Task statement:
Copy all records verbatim.

★ ★ ★

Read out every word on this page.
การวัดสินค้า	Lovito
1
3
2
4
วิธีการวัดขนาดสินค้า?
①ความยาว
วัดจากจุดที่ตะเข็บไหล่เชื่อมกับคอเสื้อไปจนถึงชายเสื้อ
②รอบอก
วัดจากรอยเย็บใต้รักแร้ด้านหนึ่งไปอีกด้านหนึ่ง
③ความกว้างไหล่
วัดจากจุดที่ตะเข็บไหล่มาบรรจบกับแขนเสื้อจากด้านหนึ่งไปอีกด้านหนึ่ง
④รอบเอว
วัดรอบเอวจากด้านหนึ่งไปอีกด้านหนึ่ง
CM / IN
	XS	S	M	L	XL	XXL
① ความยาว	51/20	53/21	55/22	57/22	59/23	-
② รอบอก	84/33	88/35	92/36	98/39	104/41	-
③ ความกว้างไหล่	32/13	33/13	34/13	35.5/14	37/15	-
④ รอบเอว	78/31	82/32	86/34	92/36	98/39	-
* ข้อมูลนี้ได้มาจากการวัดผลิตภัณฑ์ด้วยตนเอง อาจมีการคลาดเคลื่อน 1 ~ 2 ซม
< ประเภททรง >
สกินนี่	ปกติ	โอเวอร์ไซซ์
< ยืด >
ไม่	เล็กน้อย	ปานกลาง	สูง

★ ★ ★

Result:
Read out every word on this page.
การวัดสินค้า	Lovito
1
3
2
4
วิธีการวัดขนาดสินค้า?
①ความยาว
วัดจากจุดที่ตะเข็บไหล่เชื่อมกับคอเสื้อไปจนถึงชายเสื้อ
②รอบอก
วัดจากรอยเย็บใต้รักแร้ด้านหนึ่งไปอีกด้านหนึ่ง
③ความกว้างไหล่
วัดจากจุดที่ตะเข็บไหล่มาบรรจบกับแขนเสื้อจากด้านหนึ่งไปอีกด้านหนึ่ง
④รอบเอว
วัดรอบเอวจากด้านหนึ่งไปอีกด้านหนึ่ง
CM / IN
	XS	S	M	L	XL	XXL
① ความยาว	51/20	53/21	55/22	57/22	59/23	-
② รอบอก	84/33	88/35	92/36	98/39	104/41	-
③ ความกว้างไหล่	32/13	33/13	34/13	35.5/14	37/15	-
④ รอบเอว	78/31	82/32	86/34	92/36	98/39	-
* ข้อมูลนี้ได้มาจากการวัดผลิตภัณฑ์ด้วยตนเอง อาจมีการคลาดเคลื่อน 1 ~ 2 ซม
< ประเภททรง >
สกินนี่	ปกติ	โอเวอร์ไซซ์
< ยืด >
ไม่	เล็กน้อย	ปานกลาง	สูง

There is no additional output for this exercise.